**GOAL:**
Reproduce the material below in full, substituting "pivot-marker-resistance" for every occurrence of "pivot-dot-resistance" and changing nothing else.

**DATA ENTRIES:**

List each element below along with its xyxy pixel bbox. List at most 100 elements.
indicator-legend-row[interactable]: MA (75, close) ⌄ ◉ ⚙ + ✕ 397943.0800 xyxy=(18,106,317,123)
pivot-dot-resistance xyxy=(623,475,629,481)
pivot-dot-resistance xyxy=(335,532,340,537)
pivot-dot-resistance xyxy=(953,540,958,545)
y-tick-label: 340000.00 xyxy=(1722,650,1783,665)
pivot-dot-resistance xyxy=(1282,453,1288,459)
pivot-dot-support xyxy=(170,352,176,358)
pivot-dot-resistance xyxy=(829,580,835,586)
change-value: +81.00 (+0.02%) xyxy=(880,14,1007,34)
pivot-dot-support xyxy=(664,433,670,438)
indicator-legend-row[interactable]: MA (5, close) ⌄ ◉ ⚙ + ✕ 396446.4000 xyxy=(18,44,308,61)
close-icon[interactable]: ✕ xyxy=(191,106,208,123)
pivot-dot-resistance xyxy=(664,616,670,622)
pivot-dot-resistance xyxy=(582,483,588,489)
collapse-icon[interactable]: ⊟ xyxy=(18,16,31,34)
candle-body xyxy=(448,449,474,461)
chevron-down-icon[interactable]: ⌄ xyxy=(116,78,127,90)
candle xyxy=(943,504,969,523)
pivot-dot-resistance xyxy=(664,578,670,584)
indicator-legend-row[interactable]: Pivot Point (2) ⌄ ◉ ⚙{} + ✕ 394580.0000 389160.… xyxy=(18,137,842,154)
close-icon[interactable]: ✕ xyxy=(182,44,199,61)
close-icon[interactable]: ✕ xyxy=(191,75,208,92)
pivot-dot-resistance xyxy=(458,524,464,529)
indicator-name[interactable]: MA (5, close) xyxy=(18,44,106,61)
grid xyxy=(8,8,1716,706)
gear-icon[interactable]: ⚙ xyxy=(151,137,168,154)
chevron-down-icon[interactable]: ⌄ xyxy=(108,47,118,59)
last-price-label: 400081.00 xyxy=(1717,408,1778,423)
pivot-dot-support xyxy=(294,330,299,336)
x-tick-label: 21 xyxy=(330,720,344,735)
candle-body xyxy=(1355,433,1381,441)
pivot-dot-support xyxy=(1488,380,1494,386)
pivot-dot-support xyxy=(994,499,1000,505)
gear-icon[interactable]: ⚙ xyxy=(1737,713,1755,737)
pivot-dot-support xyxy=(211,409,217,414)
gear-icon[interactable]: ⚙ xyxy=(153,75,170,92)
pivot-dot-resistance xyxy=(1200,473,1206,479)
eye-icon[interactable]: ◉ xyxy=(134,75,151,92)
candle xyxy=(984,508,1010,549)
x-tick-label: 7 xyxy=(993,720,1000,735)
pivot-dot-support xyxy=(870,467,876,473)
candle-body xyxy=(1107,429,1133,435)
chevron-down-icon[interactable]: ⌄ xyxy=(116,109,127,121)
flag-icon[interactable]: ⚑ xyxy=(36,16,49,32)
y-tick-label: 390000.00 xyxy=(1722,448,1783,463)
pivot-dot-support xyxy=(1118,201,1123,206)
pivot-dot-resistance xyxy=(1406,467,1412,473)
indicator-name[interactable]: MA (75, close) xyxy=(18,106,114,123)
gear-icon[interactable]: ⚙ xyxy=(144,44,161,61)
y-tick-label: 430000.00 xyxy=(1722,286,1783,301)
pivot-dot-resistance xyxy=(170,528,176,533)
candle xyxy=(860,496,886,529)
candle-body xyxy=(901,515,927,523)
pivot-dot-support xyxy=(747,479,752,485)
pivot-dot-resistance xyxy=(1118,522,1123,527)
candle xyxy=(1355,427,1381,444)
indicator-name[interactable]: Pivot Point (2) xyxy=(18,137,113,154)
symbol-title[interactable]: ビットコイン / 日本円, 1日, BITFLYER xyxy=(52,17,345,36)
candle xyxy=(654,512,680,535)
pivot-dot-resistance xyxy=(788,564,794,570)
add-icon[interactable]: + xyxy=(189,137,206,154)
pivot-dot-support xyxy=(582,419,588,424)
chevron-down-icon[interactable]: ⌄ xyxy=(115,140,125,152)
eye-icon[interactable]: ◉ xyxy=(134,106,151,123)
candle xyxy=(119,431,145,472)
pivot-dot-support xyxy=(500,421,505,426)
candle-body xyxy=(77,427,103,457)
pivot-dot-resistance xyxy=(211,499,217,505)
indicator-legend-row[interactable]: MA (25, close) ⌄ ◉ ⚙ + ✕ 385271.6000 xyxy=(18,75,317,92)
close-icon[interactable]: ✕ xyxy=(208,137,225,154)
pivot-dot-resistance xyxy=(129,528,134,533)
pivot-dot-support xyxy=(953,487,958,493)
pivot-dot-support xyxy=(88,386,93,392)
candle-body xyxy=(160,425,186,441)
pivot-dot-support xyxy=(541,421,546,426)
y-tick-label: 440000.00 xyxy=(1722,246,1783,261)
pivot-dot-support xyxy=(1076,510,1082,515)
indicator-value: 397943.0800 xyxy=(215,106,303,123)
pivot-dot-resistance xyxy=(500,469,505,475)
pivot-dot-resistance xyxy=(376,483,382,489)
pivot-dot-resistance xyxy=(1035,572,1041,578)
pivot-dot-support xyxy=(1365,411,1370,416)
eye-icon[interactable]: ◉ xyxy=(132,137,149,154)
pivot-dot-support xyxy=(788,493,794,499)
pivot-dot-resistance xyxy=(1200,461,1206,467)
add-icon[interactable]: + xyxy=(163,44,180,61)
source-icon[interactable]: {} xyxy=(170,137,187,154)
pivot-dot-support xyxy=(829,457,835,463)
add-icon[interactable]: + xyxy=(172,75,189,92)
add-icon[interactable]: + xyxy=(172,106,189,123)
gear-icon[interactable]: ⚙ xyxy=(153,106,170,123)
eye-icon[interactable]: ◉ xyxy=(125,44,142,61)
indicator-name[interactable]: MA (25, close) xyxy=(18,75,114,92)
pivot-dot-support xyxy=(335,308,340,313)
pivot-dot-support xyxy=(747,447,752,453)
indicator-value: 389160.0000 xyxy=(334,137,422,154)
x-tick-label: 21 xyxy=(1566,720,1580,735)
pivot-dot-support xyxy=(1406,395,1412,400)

**SOLUTION FOR THIS EXERCISE:**
List each element below along with its xyxy pixel bbox. List at most 100 elements.
indicator-legend-row[interactable]: MA (75, close) ⌄ ◉ ⚙ + ✕ 397943.0800 xyxy=(18,106,317,123)
pivot-marker-resistance xyxy=(623,475,629,481)
pivot-marker-resistance xyxy=(335,532,340,537)
pivot-marker-resistance xyxy=(953,540,958,545)
y-tick-label: 340000.00 xyxy=(1722,650,1783,665)
pivot-marker-resistance xyxy=(1282,453,1288,459)
pivot-dot-support xyxy=(170,352,176,358)
pivot-marker-resistance xyxy=(829,580,835,586)
change-value: +81.00 (+0.02%) xyxy=(880,14,1007,34)
pivot-dot-support xyxy=(664,433,670,438)
indicator-legend-row[interactable]: MA (5, close) ⌄ ◉ ⚙ + ✕ 396446.4000 xyxy=(18,44,308,61)
close-icon[interactable]: ✕ xyxy=(191,106,208,123)
pivot-marker-resistance xyxy=(664,616,670,622)
pivot-marker-resistance xyxy=(582,483,588,489)
collapse-icon[interactable]: ⊟ xyxy=(18,16,31,34)
candle-body xyxy=(448,449,474,461)
chevron-down-icon[interactable]: ⌄ xyxy=(116,78,127,90)
candle xyxy=(943,504,969,523)
pivot-marker-resistance xyxy=(664,578,670,584)
indicator-legend-row[interactable]: Pivot Point (2) ⌄ ◉ ⚙{} + ✕ 394580.0000 389160.… xyxy=(18,137,842,154)
close-icon[interactable]: ✕ xyxy=(182,44,199,61)
close-icon[interactable]: ✕ xyxy=(191,75,208,92)
pivot-marker-resistance xyxy=(458,524,464,529)
indicator-name[interactable]: MA (5, close) xyxy=(18,44,106,61)
grid xyxy=(8,8,1716,706)
gear-icon[interactable]: ⚙ xyxy=(151,137,168,154)
chevron-down-icon[interactable]: ⌄ xyxy=(108,47,118,59)
last-price-label: 400081.00 xyxy=(1717,408,1778,423)
pivot-dot-support xyxy=(294,330,299,336)
x-tick-label: 21 xyxy=(330,720,344,735)
candle-body xyxy=(1355,433,1381,441)
pivot-dot-support xyxy=(1488,380,1494,386)
pivot-dot-support xyxy=(994,499,1000,505)
gear-icon[interactable]: ⚙ xyxy=(1737,713,1755,737)
pivot-dot-support xyxy=(211,409,217,414)
gear-icon[interactable]: ⚙ xyxy=(153,75,170,92)
pivot-marker-resistance xyxy=(1200,473,1206,479)
eye-icon[interactable]: ◉ xyxy=(134,75,151,92)
candle xyxy=(984,508,1010,549)
x-tick-label: 7 xyxy=(993,720,1000,735)
pivot-dot-support xyxy=(870,467,876,473)
candle-body xyxy=(1107,429,1133,435)
chevron-down-icon[interactable]: ⌄ xyxy=(116,109,127,121)
flag-icon[interactable]: ⚑ xyxy=(36,16,49,32)
y-tick-label: 390000.00 xyxy=(1722,448,1783,463)
pivot-dot-support xyxy=(1118,201,1123,206)
pivot-marker-resistance xyxy=(1406,467,1412,473)
indicator-name[interactable]: MA (75, close) xyxy=(18,106,114,123)
gear-icon[interactable]: ⚙ xyxy=(144,44,161,61)
y-tick-label: 430000.00 xyxy=(1722,286,1783,301)
pivot-marker-resistance xyxy=(170,528,176,533)
candle xyxy=(860,496,886,529)
candle-body xyxy=(901,515,927,523)
pivot-dot-support xyxy=(747,479,752,485)
pivot-marker-resistance xyxy=(1118,522,1123,527)
candle xyxy=(1355,427,1381,444)
indicator-name[interactable]: Pivot Point (2) xyxy=(18,137,113,154)
symbol-title[interactable]: ビットコイン / 日本円, 1日, BITFLYER xyxy=(52,17,345,36)
candle xyxy=(654,512,680,535)
pivot-marker-resistance xyxy=(788,564,794,570)
add-icon[interactable]: + xyxy=(189,137,206,154)
pivot-dot-support xyxy=(582,419,588,424)
chevron-down-icon[interactable]: ⌄ xyxy=(115,140,125,152)
eye-icon[interactable]: ◉ xyxy=(134,106,151,123)
candle xyxy=(119,431,145,472)
pivot-dot-support xyxy=(500,421,505,426)
candle-body xyxy=(77,427,103,457)
pivot-marker-resistance xyxy=(211,499,217,505)
indicator-legend-row[interactable]: MA (25, close) ⌄ ◉ ⚙ + ✕ 385271.6000 xyxy=(18,75,317,92)
close-icon[interactable]: ✕ xyxy=(208,137,225,154)
pivot-marker-resistance xyxy=(129,528,134,533)
pivot-dot-support xyxy=(953,487,958,493)
pivot-dot-support xyxy=(88,386,93,392)
candle-body xyxy=(160,425,186,441)
pivot-dot-support xyxy=(541,421,546,426)
y-tick-label: 440000.00 xyxy=(1722,246,1783,261)
pivot-dot-support xyxy=(1076,510,1082,515)
indicator-value: 397943.0800 xyxy=(215,106,303,123)
pivot-marker-resistance xyxy=(500,469,505,475)
pivot-marker-resistance xyxy=(376,483,382,489)
pivot-marker-resistance xyxy=(1035,572,1041,578)
pivot-dot-support xyxy=(1365,411,1370,416)
eye-icon[interactable]: ◉ xyxy=(132,137,149,154)
pivot-dot-support xyxy=(788,493,794,499)
pivot-marker-resistance xyxy=(1200,461,1206,467)
add-icon[interactable]: + xyxy=(163,44,180,61)
source-icon[interactable]: {} xyxy=(170,137,187,154)
pivot-dot-support xyxy=(829,457,835,463)
add-icon[interactable]: + xyxy=(172,75,189,92)
add-icon[interactable]: + xyxy=(172,106,189,123)
gear-icon[interactable]: ⚙ xyxy=(153,106,170,123)
eye-icon[interactable]: ◉ xyxy=(125,44,142,61)
indicator-name[interactable]: MA (25, close) xyxy=(18,75,114,92)
pivot-dot-support xyxy=(335,308,340,313)
pivot-dot-support xyxy=(747,447,752,453)
indicator-value: 389160.0000 xyxy=(334,137,422,154)
x-tick-label: 21 xyxy=(1566,720,1580,735)
pivot-dot-support xyxy=(1406,395,1412,400)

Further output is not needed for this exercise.